* _What is being asked_
Locate all lines with the word "сердца" and copy them out.

Collected data entries
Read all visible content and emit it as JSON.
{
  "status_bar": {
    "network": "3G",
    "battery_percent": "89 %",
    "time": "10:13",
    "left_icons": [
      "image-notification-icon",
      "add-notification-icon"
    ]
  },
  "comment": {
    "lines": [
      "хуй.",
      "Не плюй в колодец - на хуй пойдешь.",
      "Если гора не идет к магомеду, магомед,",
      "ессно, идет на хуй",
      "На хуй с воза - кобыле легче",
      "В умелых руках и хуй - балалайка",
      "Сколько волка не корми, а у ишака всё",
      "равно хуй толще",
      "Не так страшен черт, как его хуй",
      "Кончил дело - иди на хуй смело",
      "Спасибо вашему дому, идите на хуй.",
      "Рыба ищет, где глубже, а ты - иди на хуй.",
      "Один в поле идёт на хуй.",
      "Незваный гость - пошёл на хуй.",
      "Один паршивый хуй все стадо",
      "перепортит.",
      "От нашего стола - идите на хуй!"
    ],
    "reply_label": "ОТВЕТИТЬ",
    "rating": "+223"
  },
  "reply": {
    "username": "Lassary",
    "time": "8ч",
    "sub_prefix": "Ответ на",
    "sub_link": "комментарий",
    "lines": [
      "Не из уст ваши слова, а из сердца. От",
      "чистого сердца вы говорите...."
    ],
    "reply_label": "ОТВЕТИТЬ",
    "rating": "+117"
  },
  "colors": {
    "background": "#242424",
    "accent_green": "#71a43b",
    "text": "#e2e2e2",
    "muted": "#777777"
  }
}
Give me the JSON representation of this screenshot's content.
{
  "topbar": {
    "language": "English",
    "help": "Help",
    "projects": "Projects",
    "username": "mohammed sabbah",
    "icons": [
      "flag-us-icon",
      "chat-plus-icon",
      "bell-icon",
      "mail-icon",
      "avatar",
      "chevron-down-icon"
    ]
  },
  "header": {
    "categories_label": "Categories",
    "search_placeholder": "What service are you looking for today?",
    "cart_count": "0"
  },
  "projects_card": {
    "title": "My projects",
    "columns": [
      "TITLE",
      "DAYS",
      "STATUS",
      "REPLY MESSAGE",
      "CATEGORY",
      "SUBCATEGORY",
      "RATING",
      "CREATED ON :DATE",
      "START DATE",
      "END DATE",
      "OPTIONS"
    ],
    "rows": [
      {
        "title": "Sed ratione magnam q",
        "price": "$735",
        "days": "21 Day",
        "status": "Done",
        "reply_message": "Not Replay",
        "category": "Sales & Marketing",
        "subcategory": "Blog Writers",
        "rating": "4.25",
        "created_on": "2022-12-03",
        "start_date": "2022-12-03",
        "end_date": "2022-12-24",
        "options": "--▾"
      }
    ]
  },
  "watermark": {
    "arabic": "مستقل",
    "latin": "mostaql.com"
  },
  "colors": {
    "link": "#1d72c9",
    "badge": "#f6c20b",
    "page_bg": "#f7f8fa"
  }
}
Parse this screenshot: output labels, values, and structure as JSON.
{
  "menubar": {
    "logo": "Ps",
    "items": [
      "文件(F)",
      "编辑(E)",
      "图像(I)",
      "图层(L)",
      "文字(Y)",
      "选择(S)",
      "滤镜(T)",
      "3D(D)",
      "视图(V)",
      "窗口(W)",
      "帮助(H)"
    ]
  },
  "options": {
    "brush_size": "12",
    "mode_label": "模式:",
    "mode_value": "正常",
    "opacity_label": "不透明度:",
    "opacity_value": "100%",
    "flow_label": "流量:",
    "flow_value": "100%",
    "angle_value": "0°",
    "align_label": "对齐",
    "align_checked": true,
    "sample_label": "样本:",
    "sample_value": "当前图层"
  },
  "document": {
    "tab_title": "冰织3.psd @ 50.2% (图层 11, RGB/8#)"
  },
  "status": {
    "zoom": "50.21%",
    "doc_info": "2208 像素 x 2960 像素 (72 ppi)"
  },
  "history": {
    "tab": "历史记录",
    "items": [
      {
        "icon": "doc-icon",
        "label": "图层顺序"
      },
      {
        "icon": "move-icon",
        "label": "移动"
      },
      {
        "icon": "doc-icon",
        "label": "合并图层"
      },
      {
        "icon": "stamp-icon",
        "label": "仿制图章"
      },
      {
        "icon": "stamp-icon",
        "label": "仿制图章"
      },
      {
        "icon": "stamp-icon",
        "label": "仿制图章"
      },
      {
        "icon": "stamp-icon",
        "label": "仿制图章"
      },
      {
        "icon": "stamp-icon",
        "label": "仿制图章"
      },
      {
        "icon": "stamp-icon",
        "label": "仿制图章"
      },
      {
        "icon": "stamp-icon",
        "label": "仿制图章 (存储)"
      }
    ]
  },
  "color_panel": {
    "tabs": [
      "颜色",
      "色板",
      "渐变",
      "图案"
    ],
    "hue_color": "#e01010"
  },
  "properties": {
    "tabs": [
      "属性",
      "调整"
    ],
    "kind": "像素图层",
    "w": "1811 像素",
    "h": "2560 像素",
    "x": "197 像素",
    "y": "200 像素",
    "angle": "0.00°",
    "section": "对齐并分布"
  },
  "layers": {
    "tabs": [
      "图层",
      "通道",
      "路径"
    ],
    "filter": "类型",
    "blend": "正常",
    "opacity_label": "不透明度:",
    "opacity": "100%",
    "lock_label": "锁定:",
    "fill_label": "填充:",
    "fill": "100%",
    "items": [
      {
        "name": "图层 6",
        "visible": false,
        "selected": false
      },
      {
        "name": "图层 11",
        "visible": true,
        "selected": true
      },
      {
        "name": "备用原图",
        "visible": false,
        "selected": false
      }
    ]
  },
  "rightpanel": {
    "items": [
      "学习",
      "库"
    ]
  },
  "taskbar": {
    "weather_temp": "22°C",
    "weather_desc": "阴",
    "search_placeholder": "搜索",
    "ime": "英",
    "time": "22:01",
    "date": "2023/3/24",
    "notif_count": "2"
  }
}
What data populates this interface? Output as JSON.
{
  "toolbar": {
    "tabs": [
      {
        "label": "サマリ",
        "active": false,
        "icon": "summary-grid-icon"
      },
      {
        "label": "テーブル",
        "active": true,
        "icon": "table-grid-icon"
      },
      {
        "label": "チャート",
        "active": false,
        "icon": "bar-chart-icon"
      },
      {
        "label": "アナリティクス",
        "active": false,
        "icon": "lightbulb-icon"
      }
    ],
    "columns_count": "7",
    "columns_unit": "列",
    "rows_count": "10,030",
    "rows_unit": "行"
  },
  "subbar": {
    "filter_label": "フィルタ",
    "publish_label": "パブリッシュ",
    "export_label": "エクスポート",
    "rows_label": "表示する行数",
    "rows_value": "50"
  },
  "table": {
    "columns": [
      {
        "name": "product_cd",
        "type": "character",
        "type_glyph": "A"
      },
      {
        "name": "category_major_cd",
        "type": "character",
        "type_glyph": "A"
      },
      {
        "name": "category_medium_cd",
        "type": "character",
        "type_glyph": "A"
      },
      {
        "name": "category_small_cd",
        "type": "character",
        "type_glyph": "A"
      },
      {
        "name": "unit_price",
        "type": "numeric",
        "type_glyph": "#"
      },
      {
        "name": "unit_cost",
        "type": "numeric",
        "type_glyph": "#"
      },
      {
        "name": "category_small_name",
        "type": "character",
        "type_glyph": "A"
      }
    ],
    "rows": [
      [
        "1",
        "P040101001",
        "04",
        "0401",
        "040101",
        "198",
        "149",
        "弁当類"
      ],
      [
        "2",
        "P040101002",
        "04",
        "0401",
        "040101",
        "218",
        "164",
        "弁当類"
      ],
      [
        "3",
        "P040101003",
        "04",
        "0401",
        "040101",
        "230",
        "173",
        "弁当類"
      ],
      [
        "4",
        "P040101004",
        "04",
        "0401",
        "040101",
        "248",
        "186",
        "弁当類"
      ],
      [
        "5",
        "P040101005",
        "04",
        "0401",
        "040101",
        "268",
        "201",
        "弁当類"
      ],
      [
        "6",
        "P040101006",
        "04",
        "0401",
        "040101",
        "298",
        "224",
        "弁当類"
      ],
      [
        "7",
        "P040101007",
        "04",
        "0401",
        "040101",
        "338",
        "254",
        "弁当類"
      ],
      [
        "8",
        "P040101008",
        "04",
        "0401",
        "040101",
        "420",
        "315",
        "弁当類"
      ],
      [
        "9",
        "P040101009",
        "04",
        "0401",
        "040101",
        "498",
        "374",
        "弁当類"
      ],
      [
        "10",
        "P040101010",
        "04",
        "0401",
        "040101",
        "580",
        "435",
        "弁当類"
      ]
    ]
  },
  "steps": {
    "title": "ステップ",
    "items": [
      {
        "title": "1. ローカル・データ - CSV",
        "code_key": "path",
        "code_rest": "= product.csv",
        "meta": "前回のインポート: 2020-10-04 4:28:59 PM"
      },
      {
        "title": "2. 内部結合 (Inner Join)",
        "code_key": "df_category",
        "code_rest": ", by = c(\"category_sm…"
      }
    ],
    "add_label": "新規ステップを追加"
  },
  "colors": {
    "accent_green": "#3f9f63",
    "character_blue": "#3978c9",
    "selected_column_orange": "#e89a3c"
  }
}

* _Worked solution_
      "Не из уст ваши слова, а из сердца. От",
      "чистого сердца вы говорите...."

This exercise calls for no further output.